(Records excerpted from a collection)

::::::::

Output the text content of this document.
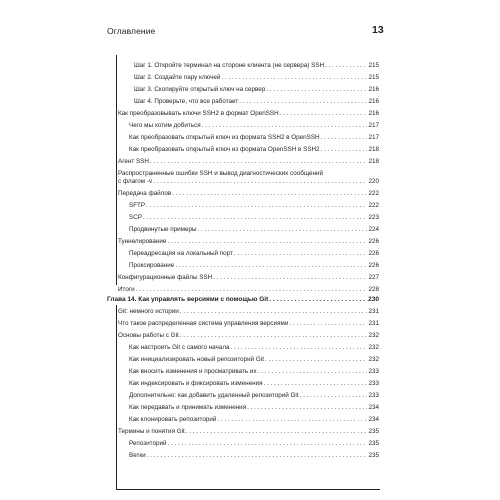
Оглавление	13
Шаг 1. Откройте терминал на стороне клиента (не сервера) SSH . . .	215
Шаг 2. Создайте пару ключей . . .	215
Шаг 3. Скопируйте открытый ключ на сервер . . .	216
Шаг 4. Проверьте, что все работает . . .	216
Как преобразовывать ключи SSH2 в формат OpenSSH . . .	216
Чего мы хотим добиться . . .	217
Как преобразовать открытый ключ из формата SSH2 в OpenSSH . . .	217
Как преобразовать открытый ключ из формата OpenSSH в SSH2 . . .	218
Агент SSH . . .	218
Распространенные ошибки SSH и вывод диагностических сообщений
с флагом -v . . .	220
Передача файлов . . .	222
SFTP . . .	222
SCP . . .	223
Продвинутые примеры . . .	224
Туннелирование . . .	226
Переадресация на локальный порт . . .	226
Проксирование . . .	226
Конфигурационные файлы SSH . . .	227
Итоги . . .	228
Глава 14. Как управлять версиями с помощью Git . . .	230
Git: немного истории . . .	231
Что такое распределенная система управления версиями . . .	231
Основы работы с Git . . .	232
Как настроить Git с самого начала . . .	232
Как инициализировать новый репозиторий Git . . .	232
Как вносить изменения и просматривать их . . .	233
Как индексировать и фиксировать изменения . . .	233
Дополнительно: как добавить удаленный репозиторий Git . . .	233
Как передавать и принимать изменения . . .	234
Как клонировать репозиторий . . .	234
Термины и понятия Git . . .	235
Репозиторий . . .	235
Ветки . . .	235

::::::::

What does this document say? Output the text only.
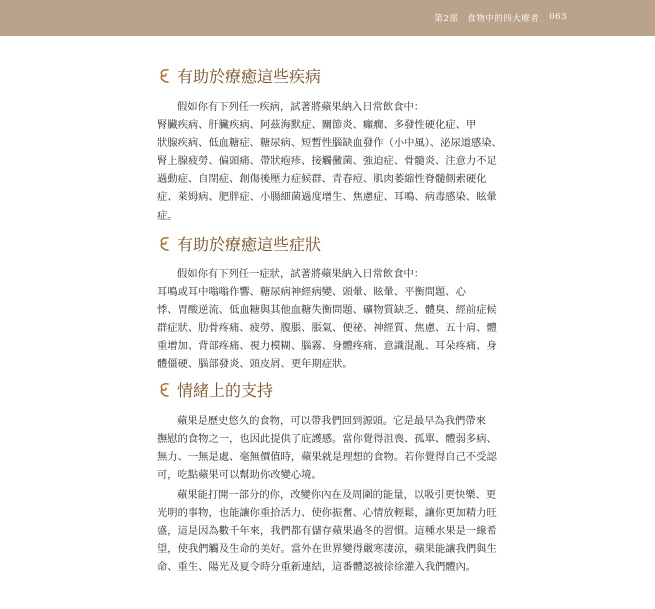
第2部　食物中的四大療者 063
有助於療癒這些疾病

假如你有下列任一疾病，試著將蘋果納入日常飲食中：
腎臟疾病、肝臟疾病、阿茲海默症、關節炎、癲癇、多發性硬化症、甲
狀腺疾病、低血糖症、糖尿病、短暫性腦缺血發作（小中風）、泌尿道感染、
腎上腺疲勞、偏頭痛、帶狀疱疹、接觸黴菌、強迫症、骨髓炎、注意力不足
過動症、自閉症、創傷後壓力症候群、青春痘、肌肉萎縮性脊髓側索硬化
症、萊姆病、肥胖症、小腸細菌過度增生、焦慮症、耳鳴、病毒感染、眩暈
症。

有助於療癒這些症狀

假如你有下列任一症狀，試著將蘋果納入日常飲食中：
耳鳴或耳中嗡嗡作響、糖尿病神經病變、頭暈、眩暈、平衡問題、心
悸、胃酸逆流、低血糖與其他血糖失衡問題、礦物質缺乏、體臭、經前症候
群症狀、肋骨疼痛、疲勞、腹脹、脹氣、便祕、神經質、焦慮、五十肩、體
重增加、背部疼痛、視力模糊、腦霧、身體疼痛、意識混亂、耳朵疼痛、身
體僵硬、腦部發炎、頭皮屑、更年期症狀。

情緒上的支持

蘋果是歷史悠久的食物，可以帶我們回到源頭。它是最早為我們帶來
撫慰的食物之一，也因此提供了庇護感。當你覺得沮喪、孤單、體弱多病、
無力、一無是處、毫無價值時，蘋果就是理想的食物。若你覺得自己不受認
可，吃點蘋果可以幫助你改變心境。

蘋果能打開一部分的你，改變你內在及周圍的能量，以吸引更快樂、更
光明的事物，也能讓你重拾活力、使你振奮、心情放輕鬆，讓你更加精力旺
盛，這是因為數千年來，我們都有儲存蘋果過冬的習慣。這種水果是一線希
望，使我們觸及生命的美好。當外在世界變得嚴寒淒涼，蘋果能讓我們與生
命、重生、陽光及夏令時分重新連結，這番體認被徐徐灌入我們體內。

::::::::

→ **DESCRIPTION OF THE TASK**:
Read the entries and pick out all lines that include the word "document".

→ **COMPLETE ANSWER**:
Output the text content of this document.
What does this document say? Output the text only.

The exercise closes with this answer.